**PROVIDED RECORDS:**
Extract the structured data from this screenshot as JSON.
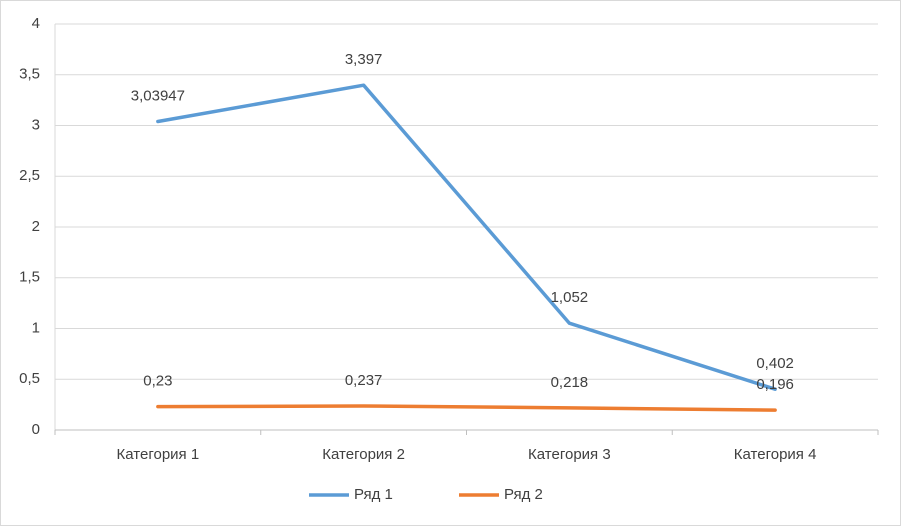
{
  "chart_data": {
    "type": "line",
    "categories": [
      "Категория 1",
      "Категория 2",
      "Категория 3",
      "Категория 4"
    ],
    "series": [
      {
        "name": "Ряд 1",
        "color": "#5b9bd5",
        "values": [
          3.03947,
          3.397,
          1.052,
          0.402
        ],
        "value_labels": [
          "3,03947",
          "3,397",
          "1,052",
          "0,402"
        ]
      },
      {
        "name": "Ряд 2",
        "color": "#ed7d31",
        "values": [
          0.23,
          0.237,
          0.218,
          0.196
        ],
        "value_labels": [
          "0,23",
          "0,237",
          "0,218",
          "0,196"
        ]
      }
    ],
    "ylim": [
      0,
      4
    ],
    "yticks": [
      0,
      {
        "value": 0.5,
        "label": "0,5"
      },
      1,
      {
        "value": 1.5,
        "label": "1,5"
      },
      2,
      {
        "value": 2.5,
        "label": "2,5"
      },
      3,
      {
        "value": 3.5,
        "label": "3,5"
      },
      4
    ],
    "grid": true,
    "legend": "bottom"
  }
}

* * *

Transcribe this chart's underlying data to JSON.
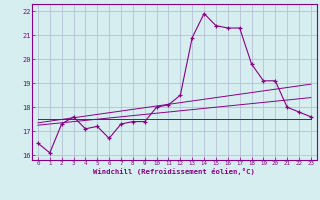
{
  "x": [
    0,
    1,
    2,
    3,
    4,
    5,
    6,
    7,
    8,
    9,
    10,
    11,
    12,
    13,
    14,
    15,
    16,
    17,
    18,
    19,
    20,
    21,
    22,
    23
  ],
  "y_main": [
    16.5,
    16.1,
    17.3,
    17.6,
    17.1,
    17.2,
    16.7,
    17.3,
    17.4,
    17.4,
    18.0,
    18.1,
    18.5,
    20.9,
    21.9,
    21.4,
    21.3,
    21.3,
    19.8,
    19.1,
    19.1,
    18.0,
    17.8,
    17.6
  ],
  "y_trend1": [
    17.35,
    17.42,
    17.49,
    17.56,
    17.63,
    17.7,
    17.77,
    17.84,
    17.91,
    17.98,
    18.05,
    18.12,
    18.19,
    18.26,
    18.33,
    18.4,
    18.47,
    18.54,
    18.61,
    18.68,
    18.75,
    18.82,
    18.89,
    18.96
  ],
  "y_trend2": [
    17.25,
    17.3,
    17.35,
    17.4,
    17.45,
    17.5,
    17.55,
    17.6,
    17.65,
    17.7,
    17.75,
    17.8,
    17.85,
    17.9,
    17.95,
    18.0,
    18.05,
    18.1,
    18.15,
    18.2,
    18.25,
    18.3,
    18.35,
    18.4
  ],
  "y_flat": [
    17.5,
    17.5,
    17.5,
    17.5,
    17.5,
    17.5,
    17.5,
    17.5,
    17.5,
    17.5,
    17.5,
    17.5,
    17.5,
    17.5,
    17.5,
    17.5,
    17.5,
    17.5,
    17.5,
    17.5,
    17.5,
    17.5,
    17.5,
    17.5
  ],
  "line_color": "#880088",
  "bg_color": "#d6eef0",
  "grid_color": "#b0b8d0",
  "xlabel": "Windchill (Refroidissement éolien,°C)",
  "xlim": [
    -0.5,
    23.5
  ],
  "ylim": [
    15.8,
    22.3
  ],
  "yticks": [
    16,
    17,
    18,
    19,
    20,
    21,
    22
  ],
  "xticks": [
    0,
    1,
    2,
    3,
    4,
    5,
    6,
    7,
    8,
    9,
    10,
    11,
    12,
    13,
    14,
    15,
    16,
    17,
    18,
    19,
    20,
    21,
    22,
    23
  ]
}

**THE TASK:**
Search the data for "this". Copy every line that has it.

**EXERCISE OUTPUT:**
Extract the structured data from this screenshot as JSON.
Transcribe this chart's underlying data to JSON.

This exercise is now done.